__What the task requires__
Would you copy out the whole listing exactly as given?

__Data for the task__
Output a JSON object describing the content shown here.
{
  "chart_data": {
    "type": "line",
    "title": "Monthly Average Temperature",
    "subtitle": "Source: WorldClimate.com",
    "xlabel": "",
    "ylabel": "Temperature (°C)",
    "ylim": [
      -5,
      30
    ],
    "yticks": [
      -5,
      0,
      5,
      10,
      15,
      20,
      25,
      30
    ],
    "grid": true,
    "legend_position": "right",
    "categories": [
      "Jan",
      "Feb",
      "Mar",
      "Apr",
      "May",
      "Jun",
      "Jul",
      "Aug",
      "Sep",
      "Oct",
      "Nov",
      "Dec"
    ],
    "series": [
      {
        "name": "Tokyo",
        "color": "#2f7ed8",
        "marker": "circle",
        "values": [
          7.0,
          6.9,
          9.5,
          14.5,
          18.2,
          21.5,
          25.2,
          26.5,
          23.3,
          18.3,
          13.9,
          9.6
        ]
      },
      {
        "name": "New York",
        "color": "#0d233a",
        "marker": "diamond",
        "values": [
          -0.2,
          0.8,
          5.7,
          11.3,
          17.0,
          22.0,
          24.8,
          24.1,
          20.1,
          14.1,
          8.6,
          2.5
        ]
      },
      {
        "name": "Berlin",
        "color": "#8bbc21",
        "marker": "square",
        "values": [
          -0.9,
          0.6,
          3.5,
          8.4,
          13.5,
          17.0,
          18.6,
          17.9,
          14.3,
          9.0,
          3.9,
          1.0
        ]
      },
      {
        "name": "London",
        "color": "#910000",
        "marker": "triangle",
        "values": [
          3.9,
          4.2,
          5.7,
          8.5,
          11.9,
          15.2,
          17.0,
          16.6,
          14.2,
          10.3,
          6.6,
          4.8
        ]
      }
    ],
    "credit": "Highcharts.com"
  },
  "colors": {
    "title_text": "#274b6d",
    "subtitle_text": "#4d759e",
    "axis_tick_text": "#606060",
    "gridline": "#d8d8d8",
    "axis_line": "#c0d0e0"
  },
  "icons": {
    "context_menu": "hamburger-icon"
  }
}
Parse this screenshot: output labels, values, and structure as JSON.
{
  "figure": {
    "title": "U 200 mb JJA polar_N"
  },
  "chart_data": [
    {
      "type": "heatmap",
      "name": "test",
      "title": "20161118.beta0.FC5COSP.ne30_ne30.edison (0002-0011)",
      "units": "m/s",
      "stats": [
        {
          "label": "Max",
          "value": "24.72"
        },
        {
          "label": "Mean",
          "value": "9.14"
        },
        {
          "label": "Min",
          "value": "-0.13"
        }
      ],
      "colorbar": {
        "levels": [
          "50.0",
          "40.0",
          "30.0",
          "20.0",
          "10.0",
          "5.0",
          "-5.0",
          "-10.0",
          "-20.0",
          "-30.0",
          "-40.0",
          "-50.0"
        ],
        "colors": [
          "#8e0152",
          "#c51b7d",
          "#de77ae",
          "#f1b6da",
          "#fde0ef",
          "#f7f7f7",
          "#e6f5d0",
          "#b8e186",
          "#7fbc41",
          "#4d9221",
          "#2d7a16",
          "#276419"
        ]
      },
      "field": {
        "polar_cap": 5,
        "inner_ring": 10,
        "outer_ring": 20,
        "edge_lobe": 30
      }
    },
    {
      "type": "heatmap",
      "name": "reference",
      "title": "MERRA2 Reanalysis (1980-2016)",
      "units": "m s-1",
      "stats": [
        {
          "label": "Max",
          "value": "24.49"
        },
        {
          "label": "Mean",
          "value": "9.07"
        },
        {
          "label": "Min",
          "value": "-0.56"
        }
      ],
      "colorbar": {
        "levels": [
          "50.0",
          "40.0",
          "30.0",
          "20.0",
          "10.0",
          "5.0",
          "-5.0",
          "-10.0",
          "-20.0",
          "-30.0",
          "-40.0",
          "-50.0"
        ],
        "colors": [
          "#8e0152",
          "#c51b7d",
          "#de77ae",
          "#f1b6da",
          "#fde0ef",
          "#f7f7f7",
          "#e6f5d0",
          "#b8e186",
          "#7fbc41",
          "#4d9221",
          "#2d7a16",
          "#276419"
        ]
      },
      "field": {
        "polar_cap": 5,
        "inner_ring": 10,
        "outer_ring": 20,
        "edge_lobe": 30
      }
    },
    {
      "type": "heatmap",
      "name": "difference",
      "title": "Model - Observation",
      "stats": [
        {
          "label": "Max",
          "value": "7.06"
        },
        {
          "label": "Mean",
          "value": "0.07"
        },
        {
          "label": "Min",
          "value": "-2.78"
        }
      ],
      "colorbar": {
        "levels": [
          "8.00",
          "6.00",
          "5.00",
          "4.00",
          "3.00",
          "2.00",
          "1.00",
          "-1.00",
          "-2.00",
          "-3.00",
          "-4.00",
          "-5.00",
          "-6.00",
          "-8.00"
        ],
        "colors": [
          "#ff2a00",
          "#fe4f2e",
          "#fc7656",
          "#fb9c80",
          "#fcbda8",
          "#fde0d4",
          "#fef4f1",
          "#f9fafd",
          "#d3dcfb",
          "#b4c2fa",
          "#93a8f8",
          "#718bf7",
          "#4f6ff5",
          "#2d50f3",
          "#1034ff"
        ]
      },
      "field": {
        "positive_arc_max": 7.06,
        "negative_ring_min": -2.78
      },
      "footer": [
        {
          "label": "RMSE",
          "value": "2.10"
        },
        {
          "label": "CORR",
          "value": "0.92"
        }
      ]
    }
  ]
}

__Full solution__
Output a JSON object describing the content shown here.
{
  "chart_data": {
    "type": "line",
    "title": "Monthly Average Temperature",
    "subtitle": "Source: WorldClimate.com",
    "xlabel": "",
    "ylabel": "Temperature (°C)",
    "ylim": [
      -5,
      30
    ],
    "yticks": [
      -5,
      0,
      5,
      10,
      15,
      20,
      25,
      30
    ],
    "grid": true,
    "legend_position": "right",
    "categories": [
      "Jan",
      "Feb",
      "Mar",
      "Apr",
      "May",
      "Jun",
      "Jul",
      "Aug",
      "Sep",
      "Oct",
      "Nov",
      "Dec"
    ],
    "series": [
      {
        "name": "Tokyo",
        "color": "#2f7ed8",
        "marker": "circle",
        "values": [
          7.0,
          6.9,
          9.5,
          14.5,
          18.2,
          21.5,
          25.2,
          26.5,
          23.3,
          18.3,
          13.9,
          9.6
        ]
      },
      {
        "name": "New York",
        "color": "#0d233a",
        "marker": "diamond",
        "values": [
          -0.2,
          0.8,
          5.7,
          11.3,
          17.0,
          22.0,
          24.8,
          24.1,
          20.1,
          14.1,
          8.6,
          2.5
        ]
      },
      {
        "name": "Berlin",
        "color": "#8bbc21",
        "marker": "square",
        "values": [
          -0.9,
          0.6,
          3.5,
          8.4,
          13.5,
          17.0,
          18.6,
          17.9,
          14.3,
          9.0,
          3.9,
          1.0
        ]
      },
      {
        "name": "London",
        "color": "#910000",
        "marker": "triangle",
        "values": [
          3.9,
          4.2,
          5.7,
          8.5,
          11.9,
          15.2,
          17.0,
          16.6,
          14.2,
          10.3,
          6.6,
          4.8
        ]
      }
    ],
    "credit": "Highcharts.com"
  },
  "colors": {
    "title_text": "#274b6d",
    "subtitle_text": "#4d759e",
    "axis_tick_text": "#606060",
    "gridline": "#d8d8d8",
    "axis_line": "#c0d0e0"
  },
  "icons": {
    "context_menu": "hamburger-icon"
  }
}
Parse this screenshot: output labels, values, and structure as JSON.
{
  "figure": {
    "title": "U 200 mb JJA polar_N"
  },
  "chart_data": [
    {
      "type": "heatmap",
      "name": "test",
      "title": "20161118.beta0.FC5COSP.ne30_ne30.edison (0002-0011)",
      "units": "m/s",
      "stats": [
        {
          "label": "Max",
          "value": "24.72"
        },
        {
          "label": "Mean",
          "value": "9.14"
        },
        {
          "label": "Min",
          "value": "-0.13"
        }
      ],
      "colorbar": {
        "levels": [
          "50.0",
          "40.0",
          "30.0",
          "20.0",
          "10.0",
          "5.0",
          "-5.0",
          "-10.0",
          "-20.0",
          "-30.0",
          "-40.0",
          "-50.0"
        ],
        "colors": [
          "#8e0152",
          "#c51b7d",
          "#de77ae",
          "#f1b6da",
          "#fde0ef",
          "#f7f7f7",
          "#e6f5d0",
          "#b8e186",
          "#7fbc41",
          "#4d9221",
          "#2d7a16",
          "#276419"
        ]
      },
      "field": {
        "polar_cap": 5,
        "inner_ring": 10,
        "outer_ring": 20,
        "edge_lobe": 30
      }
    },
    {
      "type": "heatmap",
      "name": "reference",
      "title": "MERRA2 Reanalysis (1980-2016)",
      "units": "m s-1",
      "stats": [
        {
          "label": "Max",
          "value": "24.49"
        },
        {
          "label": "Mean",
          "value": "9.07"
        },
        {
          "label": "Min",
          "value": "-0.56"
        }
      ],
      "colorbar": {
        "levels": [
          "50.0",
          "40.0",
          "30.0",
          "20.0",
          "10.0",
          "5.0",
          "-5.0",
          "-10.0",
          "-20.0",
          "-30.0",
          "-40.0",
          "-50.0"
        ],
        "colors": [
          "#8e0152",
          "#c51b7d",
          "#de77ae",
          "#f1b6da",
          "#fde0ef",
          "#f7f7f7",
          "#e6f5d0",
          "#b8e186",
          "#7fbc41",
          "#4d9221",
          "#2d7a16",
          "#276419"
        ]
      },
      "field": {
        "polar_cap": 5,
        "inner_ring": 10,
        "outer_ring": 20,
        "edge_lobe": 30
      }
    },
    {
      "type": "heatmap",
      "name": "difference",
      "title": "Model - Observation",
      "stats": [
        {
          "label": "Max",
          "value": "7.06"
        },
        {
          "label": "Mean",
          "value": "0.07"
        },
        {
          "label": "Min",
          "value": "-2.78"
        }
      ],
      "colorbar": {
        "levels": [
          "8.00",
          "6.00",
          "5.00",
          "4.00",
          "3.00",
          "2.00",
          "1.00",
          "-1.00",
          "-2.00",
          "-3.00",
          "-4.00",
          "-5.00",
          "-6.00",
          "-8.00"
        ],
        "colors": [
          "#ff2a00",
          "#fe4f2e",
          "#fc7656",
          "#fb9c80",
          "#fcbda8",
          "#fde0d4",
          "#fef4f1",
          "#f9fafd",
          "#d3dcfb",
          "#b4c2fa",
          "#93a8f8",
          "#718bf7",
          "#4f6ff5",
          "#2d50f3",
          "#1034ff"
        ]
      },
      "field": {
        "positive_arc_max": 7.06,
        "negative_ring_min": -2.78
      },
      "footer": [
        {
          "label": "RMSE",
          "value": "2.10"
        },
        {
          "label": "CORR",
          "value": "0.92"
        }
      ]
    }
  ]
}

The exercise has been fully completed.